** Data records **

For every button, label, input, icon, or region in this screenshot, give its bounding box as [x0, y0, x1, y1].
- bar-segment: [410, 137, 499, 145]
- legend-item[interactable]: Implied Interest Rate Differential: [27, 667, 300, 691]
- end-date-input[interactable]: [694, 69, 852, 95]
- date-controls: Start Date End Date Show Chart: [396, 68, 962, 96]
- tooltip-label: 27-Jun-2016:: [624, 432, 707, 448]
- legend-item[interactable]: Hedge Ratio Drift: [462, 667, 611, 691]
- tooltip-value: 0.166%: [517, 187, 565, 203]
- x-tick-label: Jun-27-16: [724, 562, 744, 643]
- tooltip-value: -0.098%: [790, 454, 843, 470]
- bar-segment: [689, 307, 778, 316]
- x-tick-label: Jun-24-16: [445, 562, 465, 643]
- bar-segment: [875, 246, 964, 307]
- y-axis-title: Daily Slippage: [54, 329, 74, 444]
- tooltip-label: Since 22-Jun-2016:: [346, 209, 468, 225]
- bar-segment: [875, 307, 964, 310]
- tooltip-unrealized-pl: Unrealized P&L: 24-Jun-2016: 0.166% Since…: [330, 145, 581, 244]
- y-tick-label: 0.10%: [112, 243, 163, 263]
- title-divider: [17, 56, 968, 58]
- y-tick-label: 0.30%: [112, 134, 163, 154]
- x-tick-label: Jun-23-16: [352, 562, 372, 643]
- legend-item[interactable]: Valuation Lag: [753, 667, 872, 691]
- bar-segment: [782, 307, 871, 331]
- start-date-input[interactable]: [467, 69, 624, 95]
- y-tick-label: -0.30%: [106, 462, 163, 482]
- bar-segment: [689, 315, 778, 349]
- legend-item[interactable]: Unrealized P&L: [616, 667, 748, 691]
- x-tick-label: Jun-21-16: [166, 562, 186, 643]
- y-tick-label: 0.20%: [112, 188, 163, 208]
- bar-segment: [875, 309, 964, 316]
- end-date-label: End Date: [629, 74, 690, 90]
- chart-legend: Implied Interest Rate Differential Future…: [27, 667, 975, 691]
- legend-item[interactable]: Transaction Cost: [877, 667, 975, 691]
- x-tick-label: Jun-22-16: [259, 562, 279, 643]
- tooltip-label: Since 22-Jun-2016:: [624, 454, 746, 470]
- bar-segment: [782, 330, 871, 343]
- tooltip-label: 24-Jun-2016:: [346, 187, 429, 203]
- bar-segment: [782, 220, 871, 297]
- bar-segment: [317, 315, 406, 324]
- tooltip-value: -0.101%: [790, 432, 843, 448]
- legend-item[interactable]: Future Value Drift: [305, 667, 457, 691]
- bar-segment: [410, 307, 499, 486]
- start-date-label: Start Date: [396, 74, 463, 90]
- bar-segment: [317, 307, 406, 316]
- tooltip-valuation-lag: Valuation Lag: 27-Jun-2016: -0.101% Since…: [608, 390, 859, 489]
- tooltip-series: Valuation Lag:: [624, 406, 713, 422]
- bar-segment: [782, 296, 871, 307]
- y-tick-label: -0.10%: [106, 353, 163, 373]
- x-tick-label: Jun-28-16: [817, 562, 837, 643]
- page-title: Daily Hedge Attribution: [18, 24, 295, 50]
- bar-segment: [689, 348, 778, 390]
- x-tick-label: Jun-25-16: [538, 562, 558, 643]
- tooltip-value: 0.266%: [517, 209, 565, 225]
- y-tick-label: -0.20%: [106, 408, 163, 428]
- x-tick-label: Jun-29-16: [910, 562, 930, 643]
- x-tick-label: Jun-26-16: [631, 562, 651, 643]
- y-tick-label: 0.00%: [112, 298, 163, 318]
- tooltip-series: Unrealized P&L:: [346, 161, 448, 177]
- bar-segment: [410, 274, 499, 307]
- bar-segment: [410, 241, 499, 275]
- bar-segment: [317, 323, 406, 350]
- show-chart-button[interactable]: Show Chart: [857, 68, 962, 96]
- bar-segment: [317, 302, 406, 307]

** Task directions **
Can you print every line of the records above, unchanged and in the same order?

** Exercise answer **
For every button, label, input, icon, or region in this screenshot, give its bounding box as [x0, y0, x1, y1].
- bar-segment: [410, 137, 499, 145]
- legend-item[interactable]: Implied Interest Rate Differential: [27, 667, 300, 691]
- end-date-input[interactable]: [694, 69, 852, 95]
- date-controls: Start Date End Date Show Chart: [396, 68, 962, 96]
- tooltip-label: 27-Jun-2016:: [624, 432, 707, 448]
- legend-item[interactable]: Hedge Ratio Drift: [462, 667, 611, 691]
- tooltip-value: 0.166%: [517, 187, 565, 203]
- x-tick-label: Jun-27-16: [724, 562, 744, 643]
- tooltip-value: -0.098%: [790, 454, 843, 470]
- bar-segment: [689, 307, 778, 316]
- x-tick-label: Jun-24-16: [445, 562, 465, 643]
- bar-segment: [875, 246, 964, 307]
- y-axis-title: Daily Slippage: [54, 329, 74, 444]
- tooltip-label: Since 22-Jun-2016:: [346, 209, 468, 225]
- bar-segment: [875, 307, 964, 310]
- tooltip-unrealized-pl: Unrealized P&L: 24-Jun-2016: 0.166% Since…: [330, 145, 581, 244]
- y-tick-label: 0.10%: [112, 243, 163, 263]
- title-divider: [17, 56, 968, 58]
- y-tick-label: 0.30%: [112, 134, 163, 154]
- x-tick-label: Jun-23-16: [352, 562, 372, 643]
- legend-item[interactable]: Valuation Lag: [753, 667, 872, 691]
- bar-segment: [782, 307, 871, 331]
- start-date-input[interactable]: [467, 69, 624, 95]
- y-tick-label: -0.30%: [106, 462, 163, 482]
- bar-segment: [689, 315, 778, 349]
- legend-item[interactable]: Unrealized P&L: [616, 667, 748, 691]
- x-tick-label: Jun-21-16: [166, 562, 186, 643]
- y-tick-label: 0.20%: [112, 188, 163, 208]
- bar-segment: [875, 309, 964, 316]
- end-date-label: End Date: [629, 74, 690, 90]
- chart-legend: Implied Interest Rate Differential Future…: [27, 667, 975, 691]
- legend-item[interactable]: Transaction Cost: [877, 667, 975, 691]
- x-tick-label: Jun-22-16: [259, 562, 279, 643]
- tooltip-label: Since 22-Jun-2016:: [624, 454, 746, 470]
- bar-segment: [782, 330, 871, 343]
- tooltip-label: 24-Jun-2016:: [346, 187, 429, 203]
- bar-segment: [782, 220, 871, 297]
- bar-segment: [317, 315, 406, 324]
- tooltip-value: -0.101%: [790, 432, 843, 448]
- legend-item[interactable]: Future Value Drift: [305, 667, 457, 691]
- bar-segment: [410, 307, 499, 486]
- start-date-label: Start Date: [396, 74, 463, 90]
- bar-segment: [317, 307, 406, 316]
- tooltip-valuation-lag: Valuation Lag: 27-Jun-2016: -0.101% Since…: [608, 390, 859, 489]
- tooltip-series: Valuation Lag:: [624, 406, 713, 422]
- bar-segment: [782, 296, 871, 307]
- y-tick-label: -0.10%: [106, 353, 163, 373]
- x-tick-label: Jun-28-16: [817, 562, 837, 643]
- page-title: Daily Hedge Attribution: [18, 24, 295, 50]
- bar-segment: [689, 348, 778, 390]
- x-tick-label: Jun-25-16: [538, 562, 558, 643]
- tooltip-value: 0.266%: [517, 209, 565, 225]
- y-tick-label: -0.20%: [106, 408, 163, 428]
- x-tick-label: Jun-29-16: [910, 562, 930, 643]
- x-tick-label: Jun-26-16: [631, 562, 651, 643]
- y-tick-label: 0.00%: [112, 298, 163, 318]
- tooltip-series: Unrealized P&L:: [346, 161, 448, 177]
- bar-segment: [410, 274, 499, 307]
- bar-segment: [410, 241, 499, 275]
- bar-segment: [317, 323, 406, 350]
- show-chart-button[interactable]: Show Chart: [857, 68, 962, 96]
- bar-segment: [317, 302, 406, 307]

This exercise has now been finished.